## DATASET
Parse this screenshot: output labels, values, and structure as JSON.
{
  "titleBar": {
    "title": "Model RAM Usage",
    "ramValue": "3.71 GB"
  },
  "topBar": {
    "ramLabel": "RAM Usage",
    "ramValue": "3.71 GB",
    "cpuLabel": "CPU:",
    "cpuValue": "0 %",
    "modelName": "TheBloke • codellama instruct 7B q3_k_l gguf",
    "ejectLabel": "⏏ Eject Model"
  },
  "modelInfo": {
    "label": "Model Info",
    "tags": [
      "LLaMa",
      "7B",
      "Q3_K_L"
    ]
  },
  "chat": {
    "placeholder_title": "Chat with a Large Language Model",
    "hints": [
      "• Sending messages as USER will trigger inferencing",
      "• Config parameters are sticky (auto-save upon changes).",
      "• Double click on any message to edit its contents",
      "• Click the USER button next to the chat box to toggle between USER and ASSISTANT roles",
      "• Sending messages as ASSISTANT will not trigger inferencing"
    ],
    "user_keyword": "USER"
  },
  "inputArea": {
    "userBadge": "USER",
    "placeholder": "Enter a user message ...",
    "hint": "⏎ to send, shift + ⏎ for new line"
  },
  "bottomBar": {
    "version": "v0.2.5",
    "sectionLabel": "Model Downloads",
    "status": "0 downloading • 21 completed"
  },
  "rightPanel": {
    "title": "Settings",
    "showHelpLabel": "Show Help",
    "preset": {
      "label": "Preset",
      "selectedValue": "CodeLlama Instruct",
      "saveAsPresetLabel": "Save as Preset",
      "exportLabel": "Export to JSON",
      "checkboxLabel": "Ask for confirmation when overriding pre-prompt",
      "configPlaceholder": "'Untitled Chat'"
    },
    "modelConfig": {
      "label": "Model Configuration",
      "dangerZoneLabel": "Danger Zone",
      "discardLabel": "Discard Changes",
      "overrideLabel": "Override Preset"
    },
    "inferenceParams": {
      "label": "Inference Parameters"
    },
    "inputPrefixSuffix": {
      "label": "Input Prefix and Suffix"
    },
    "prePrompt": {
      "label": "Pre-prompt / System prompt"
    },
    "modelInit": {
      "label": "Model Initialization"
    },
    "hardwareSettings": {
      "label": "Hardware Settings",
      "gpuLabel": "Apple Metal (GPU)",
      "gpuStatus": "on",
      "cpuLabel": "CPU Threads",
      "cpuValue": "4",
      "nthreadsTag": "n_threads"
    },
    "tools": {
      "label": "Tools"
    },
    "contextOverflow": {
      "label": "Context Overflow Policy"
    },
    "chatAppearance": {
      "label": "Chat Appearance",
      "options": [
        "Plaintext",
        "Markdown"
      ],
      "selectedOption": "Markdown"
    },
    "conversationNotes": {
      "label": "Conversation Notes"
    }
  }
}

## INSTRUCTIONS TO FOLLOW
Where a line of the entries contains the word "Markdown", copy that line.

## TASK SOLUTION
        "Markdown"
      "selectedOption": "Markdown"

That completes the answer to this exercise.